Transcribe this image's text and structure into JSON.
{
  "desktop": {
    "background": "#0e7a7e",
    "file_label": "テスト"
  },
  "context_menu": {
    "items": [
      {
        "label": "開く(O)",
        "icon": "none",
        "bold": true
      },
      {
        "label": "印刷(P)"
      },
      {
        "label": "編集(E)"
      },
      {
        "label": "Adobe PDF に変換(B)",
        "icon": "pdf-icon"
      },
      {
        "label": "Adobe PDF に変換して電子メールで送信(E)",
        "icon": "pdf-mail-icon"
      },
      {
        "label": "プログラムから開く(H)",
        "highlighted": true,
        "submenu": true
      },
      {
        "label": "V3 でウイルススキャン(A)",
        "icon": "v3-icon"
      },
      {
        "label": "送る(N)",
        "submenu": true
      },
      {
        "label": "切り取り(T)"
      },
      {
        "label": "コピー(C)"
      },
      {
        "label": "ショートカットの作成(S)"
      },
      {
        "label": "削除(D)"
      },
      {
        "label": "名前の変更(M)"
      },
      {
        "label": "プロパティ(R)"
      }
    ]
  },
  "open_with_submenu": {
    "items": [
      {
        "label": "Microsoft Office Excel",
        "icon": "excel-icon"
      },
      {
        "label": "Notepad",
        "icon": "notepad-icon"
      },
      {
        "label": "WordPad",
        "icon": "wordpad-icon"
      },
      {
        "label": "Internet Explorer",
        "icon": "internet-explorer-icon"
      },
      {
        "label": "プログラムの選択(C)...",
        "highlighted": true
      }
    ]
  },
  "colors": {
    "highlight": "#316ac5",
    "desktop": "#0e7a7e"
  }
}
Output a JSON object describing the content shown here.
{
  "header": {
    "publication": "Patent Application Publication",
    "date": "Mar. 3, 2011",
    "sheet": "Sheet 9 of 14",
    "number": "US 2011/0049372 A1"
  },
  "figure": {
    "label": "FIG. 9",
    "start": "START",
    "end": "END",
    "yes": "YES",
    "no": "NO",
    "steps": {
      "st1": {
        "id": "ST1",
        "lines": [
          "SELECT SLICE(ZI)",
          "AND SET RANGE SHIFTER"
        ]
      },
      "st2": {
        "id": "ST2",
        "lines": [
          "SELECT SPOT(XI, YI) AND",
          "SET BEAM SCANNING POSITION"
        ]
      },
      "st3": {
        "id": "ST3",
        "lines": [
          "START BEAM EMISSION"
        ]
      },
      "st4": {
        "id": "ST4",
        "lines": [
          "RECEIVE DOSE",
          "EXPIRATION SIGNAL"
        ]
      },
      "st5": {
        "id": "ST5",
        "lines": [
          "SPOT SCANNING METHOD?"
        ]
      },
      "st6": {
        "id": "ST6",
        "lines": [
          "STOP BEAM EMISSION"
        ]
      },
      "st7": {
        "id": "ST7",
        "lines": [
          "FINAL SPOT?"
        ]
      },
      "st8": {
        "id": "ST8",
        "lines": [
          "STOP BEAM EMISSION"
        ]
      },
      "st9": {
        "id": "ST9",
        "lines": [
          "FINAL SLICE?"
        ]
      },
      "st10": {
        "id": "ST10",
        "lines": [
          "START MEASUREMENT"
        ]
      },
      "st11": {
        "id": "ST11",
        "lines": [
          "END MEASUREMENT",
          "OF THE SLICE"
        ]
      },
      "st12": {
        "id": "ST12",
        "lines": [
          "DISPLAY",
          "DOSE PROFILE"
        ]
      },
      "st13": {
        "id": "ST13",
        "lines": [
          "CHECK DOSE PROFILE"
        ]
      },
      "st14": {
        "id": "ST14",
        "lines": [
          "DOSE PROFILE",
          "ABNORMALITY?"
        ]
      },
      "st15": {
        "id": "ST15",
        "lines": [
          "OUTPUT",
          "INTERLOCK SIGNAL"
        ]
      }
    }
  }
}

§ Problem requirements:
For each line in the data above that contains the string "SELECT", extract the line.

§ The reply:
          "SELECT SLICE(ZI)",
          "SELECT SPOT(XI, YI) AND",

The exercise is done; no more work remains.